■ **Required task**
Copy every line from the data below in which the string "JSON" can be found.

■ **Source material**
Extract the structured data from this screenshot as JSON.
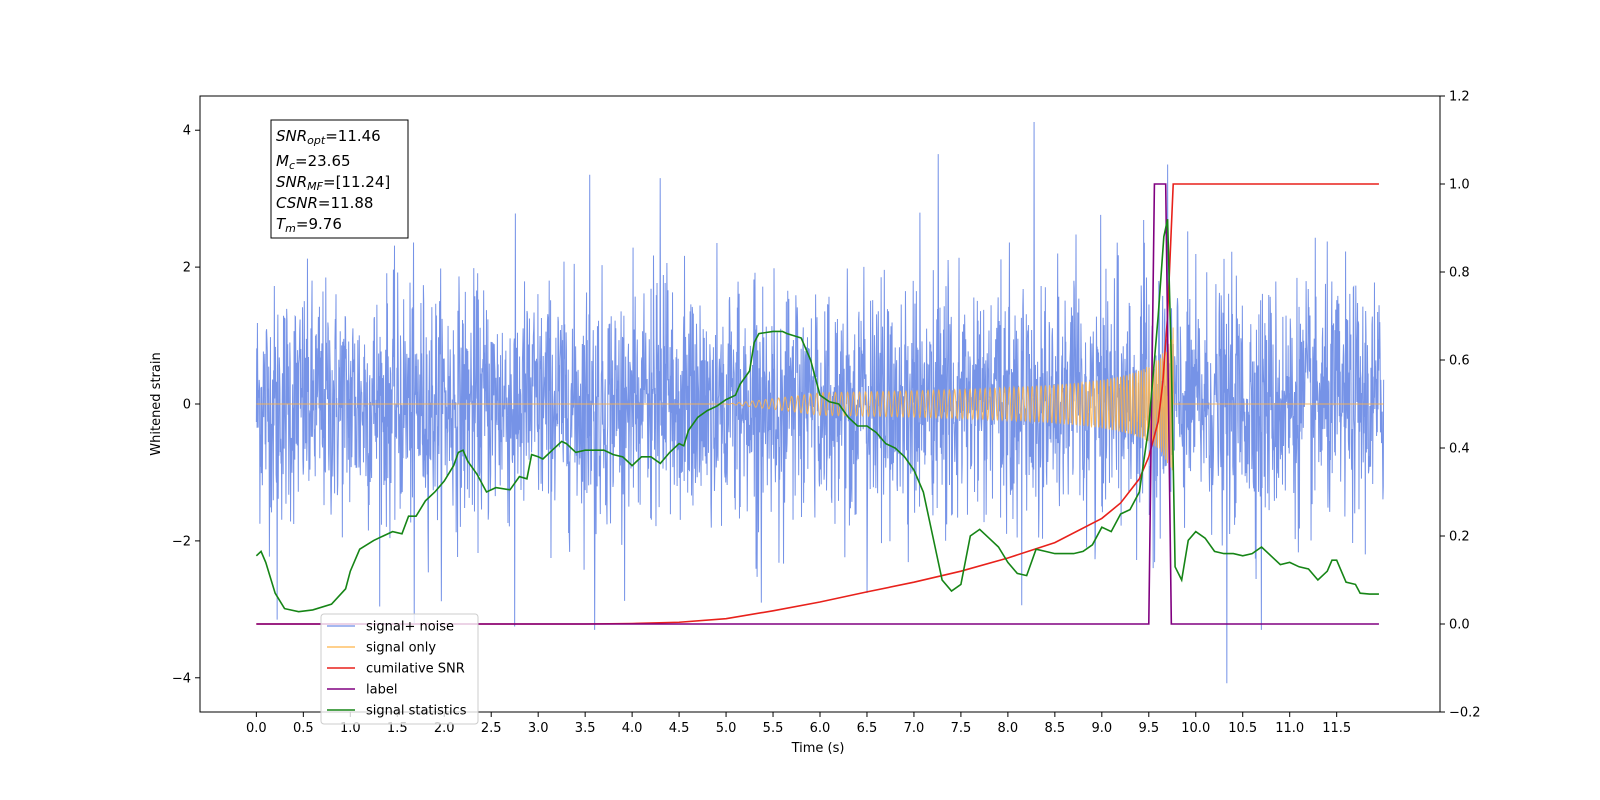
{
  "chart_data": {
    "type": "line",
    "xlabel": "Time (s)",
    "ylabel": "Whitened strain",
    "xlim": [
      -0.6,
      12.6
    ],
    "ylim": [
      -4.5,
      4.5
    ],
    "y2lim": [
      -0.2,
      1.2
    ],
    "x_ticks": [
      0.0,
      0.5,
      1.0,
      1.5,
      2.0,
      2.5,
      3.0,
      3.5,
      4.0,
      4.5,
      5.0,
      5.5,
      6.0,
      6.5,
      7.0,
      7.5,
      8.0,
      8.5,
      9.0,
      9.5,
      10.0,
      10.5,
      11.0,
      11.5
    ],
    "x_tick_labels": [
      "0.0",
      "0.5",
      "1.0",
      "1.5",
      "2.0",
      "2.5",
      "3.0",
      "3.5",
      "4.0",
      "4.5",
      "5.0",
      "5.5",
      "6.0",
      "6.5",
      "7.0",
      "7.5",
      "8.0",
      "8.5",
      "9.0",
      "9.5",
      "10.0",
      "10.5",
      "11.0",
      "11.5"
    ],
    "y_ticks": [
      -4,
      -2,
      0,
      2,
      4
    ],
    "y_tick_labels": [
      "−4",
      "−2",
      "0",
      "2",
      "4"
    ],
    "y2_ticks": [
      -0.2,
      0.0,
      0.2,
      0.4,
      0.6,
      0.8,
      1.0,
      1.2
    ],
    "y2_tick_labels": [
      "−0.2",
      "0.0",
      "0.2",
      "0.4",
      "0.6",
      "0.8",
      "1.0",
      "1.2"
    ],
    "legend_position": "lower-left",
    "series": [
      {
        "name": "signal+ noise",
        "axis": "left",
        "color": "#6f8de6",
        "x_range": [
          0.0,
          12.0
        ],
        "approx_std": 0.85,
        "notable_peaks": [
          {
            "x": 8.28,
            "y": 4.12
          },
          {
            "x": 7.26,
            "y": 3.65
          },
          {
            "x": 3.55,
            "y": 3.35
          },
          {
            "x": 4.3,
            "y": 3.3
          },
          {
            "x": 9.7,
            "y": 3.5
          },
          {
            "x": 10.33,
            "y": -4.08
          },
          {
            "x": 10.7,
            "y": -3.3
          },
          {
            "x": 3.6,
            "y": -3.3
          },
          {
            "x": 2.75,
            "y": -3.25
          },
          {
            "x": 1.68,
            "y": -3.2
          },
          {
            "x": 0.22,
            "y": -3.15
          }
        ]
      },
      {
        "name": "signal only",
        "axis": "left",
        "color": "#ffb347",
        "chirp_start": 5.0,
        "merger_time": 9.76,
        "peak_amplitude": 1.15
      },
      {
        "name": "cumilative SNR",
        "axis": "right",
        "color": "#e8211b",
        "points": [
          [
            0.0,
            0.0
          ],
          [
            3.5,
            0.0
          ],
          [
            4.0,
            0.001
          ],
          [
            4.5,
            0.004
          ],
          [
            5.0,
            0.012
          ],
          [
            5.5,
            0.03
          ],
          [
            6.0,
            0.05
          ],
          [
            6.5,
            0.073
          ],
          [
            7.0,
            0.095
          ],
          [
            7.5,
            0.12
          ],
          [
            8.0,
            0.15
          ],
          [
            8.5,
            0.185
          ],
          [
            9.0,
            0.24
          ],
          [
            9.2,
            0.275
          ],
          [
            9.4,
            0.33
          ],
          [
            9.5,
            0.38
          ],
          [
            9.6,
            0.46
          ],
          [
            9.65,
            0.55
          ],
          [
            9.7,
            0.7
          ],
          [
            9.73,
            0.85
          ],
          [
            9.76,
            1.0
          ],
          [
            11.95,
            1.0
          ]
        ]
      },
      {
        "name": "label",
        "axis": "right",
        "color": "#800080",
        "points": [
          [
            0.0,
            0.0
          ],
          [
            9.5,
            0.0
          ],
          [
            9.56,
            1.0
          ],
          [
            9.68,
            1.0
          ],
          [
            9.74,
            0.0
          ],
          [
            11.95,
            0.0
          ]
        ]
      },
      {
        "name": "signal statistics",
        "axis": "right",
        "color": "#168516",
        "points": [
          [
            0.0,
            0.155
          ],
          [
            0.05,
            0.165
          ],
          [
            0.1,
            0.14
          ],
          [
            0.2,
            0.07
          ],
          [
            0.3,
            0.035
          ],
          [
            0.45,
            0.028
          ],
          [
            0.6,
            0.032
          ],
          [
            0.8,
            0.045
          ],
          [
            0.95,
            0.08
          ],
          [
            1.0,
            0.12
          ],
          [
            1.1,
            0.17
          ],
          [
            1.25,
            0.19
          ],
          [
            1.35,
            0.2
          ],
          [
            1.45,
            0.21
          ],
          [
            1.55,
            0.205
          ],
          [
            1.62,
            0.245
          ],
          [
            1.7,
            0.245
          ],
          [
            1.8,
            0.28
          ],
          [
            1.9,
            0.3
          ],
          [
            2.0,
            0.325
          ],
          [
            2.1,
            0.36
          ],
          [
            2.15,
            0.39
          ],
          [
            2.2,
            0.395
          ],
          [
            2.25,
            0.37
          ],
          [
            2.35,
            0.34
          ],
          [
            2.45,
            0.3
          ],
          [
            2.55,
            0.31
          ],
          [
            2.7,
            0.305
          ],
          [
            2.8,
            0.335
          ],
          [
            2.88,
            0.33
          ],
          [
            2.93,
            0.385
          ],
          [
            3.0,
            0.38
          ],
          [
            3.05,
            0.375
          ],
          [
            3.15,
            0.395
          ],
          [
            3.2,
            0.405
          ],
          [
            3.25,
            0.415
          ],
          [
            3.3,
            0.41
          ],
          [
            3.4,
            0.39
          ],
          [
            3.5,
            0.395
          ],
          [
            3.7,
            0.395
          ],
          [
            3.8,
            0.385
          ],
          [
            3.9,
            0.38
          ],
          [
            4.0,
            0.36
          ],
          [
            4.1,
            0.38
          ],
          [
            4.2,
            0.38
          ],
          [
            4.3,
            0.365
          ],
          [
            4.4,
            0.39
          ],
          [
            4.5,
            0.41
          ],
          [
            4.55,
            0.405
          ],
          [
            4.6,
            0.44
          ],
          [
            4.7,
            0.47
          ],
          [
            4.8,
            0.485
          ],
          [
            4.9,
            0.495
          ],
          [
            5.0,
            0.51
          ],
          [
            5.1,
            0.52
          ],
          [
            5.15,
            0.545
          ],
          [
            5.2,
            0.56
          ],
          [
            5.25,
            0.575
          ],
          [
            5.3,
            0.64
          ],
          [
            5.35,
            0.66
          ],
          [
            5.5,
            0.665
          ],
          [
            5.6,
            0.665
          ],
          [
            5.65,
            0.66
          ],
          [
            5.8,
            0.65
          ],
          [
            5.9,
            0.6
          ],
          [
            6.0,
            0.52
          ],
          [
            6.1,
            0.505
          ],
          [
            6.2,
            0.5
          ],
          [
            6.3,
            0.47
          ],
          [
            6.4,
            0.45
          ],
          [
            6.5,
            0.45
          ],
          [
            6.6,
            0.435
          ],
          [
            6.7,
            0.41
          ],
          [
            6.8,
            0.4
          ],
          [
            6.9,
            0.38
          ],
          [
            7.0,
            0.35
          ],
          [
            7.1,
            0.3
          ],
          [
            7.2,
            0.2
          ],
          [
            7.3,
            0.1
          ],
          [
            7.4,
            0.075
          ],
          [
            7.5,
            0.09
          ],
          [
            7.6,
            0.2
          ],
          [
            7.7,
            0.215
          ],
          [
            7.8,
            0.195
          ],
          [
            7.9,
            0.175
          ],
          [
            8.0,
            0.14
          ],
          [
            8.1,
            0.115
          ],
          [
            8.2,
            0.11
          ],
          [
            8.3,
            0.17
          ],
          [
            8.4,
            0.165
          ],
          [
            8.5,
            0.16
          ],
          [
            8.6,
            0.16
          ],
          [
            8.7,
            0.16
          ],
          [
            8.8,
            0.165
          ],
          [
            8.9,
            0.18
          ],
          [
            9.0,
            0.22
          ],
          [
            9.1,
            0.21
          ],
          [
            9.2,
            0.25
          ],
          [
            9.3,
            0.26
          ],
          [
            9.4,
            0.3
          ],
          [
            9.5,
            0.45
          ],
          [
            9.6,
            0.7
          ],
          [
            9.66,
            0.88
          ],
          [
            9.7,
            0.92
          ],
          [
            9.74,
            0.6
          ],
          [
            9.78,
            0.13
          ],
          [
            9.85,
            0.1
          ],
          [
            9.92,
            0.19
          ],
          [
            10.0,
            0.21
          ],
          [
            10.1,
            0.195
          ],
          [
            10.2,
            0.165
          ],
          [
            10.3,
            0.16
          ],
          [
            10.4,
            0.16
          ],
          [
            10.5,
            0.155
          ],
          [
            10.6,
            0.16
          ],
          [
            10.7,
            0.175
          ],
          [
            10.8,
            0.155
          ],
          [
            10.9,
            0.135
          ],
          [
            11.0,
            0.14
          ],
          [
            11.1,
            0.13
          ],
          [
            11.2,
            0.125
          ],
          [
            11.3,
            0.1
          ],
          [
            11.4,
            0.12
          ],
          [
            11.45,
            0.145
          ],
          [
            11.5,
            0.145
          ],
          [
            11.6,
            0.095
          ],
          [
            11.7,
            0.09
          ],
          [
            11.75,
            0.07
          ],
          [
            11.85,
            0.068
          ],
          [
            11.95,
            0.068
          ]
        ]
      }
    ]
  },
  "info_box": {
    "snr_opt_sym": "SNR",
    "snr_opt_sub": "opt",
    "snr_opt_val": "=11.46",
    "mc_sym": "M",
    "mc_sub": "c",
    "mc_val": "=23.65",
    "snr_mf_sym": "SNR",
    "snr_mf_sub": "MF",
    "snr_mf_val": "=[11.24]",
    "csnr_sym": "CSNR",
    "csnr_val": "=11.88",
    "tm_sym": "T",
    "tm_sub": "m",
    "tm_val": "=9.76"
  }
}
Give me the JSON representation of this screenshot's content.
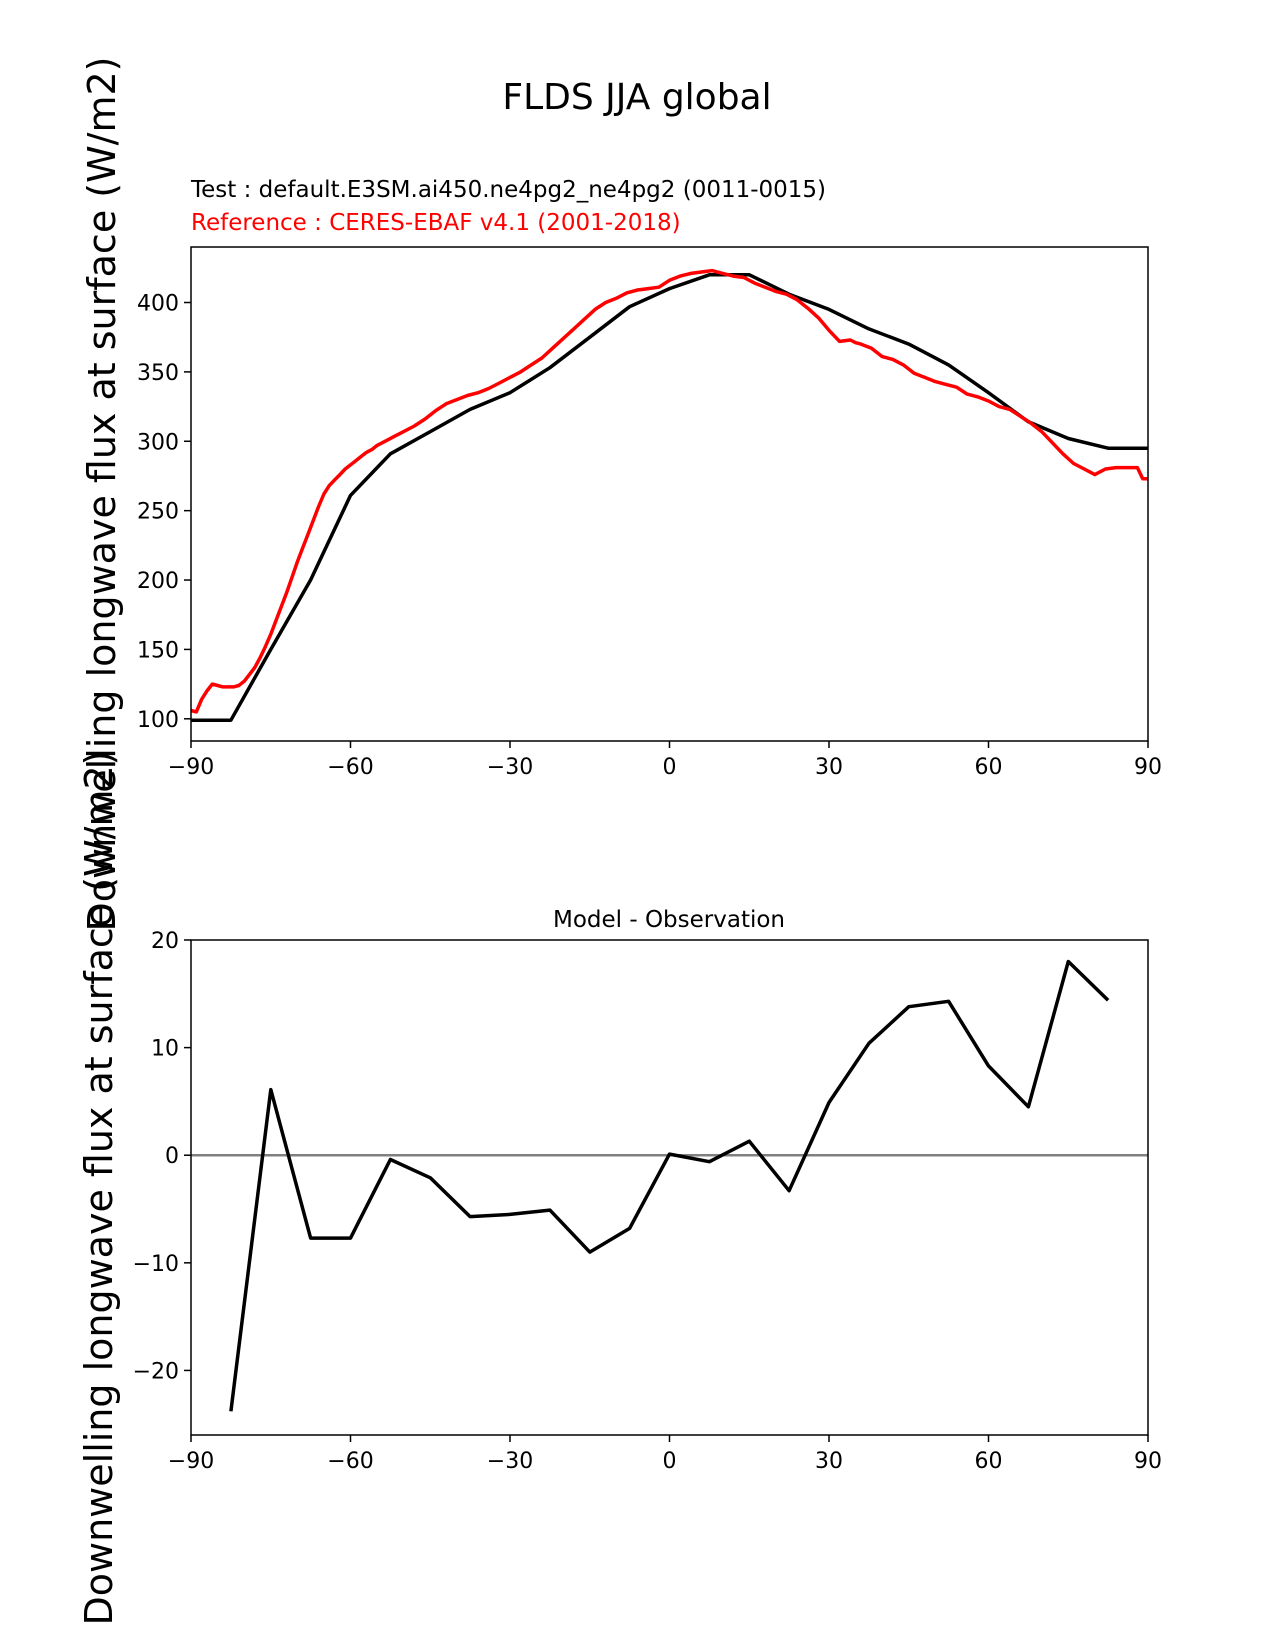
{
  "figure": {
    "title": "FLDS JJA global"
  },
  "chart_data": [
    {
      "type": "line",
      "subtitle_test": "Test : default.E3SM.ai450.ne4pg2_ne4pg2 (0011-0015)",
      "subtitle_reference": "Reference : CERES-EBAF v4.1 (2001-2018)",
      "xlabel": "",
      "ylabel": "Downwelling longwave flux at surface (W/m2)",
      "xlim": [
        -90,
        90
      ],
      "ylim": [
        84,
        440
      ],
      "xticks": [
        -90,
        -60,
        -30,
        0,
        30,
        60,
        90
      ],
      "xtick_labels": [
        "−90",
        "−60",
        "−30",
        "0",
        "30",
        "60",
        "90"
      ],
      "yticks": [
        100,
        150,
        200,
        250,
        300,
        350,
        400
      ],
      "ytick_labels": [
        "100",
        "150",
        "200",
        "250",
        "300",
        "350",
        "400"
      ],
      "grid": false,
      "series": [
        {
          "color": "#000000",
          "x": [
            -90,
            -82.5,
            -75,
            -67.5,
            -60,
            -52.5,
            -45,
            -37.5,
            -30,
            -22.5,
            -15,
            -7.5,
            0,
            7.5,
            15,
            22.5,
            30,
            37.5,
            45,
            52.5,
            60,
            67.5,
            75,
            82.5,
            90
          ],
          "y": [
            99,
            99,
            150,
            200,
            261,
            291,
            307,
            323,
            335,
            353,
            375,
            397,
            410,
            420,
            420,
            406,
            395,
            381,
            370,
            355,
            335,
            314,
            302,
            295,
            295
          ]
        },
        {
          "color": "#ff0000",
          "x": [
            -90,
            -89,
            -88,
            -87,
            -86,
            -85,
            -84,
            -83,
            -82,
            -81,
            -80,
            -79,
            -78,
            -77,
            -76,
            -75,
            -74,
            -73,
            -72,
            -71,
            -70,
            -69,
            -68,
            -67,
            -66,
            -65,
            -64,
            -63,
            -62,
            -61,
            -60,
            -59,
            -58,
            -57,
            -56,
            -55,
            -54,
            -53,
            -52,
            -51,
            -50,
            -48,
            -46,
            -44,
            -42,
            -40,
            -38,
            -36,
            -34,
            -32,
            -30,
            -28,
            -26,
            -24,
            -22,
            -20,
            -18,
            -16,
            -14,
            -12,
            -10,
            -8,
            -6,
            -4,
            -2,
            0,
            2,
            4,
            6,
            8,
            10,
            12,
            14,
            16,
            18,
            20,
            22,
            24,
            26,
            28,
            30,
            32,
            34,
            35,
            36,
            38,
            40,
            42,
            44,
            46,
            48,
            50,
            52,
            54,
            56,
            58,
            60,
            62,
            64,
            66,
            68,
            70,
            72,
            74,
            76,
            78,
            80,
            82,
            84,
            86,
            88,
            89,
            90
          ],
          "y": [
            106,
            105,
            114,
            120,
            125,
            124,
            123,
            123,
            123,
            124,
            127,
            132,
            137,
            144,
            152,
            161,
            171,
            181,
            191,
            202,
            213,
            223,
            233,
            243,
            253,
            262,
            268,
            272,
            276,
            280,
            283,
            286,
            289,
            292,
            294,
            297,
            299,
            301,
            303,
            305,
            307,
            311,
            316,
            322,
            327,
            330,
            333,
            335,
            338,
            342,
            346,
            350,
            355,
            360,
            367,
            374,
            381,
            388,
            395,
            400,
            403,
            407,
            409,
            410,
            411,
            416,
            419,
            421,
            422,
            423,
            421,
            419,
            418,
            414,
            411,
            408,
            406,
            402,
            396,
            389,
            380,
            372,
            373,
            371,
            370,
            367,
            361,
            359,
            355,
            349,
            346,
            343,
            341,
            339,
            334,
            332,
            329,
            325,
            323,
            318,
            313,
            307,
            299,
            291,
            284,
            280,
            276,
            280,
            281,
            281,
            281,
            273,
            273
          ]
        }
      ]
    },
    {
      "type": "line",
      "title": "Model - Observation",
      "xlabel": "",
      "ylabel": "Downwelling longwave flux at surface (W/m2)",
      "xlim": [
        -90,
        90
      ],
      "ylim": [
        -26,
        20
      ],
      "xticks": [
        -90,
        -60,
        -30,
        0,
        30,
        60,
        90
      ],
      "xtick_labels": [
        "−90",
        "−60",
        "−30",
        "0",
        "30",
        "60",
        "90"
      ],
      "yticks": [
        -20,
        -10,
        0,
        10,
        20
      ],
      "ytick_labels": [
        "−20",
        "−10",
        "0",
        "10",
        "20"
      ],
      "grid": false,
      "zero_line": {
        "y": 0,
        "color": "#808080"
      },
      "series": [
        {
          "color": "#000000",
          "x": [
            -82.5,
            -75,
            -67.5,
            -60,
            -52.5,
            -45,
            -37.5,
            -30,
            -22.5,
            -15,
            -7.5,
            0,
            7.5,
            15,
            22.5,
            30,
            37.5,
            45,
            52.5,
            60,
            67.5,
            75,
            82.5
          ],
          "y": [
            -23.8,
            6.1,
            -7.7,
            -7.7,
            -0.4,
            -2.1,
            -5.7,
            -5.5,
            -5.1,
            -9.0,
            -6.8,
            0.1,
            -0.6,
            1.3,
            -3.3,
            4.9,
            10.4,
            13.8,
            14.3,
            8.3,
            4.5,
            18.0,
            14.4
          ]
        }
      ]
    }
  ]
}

■ **Exercise answer**
Extract the structured data from this screenshot as JSON.
Give me the JSON representation of this screenshot's content.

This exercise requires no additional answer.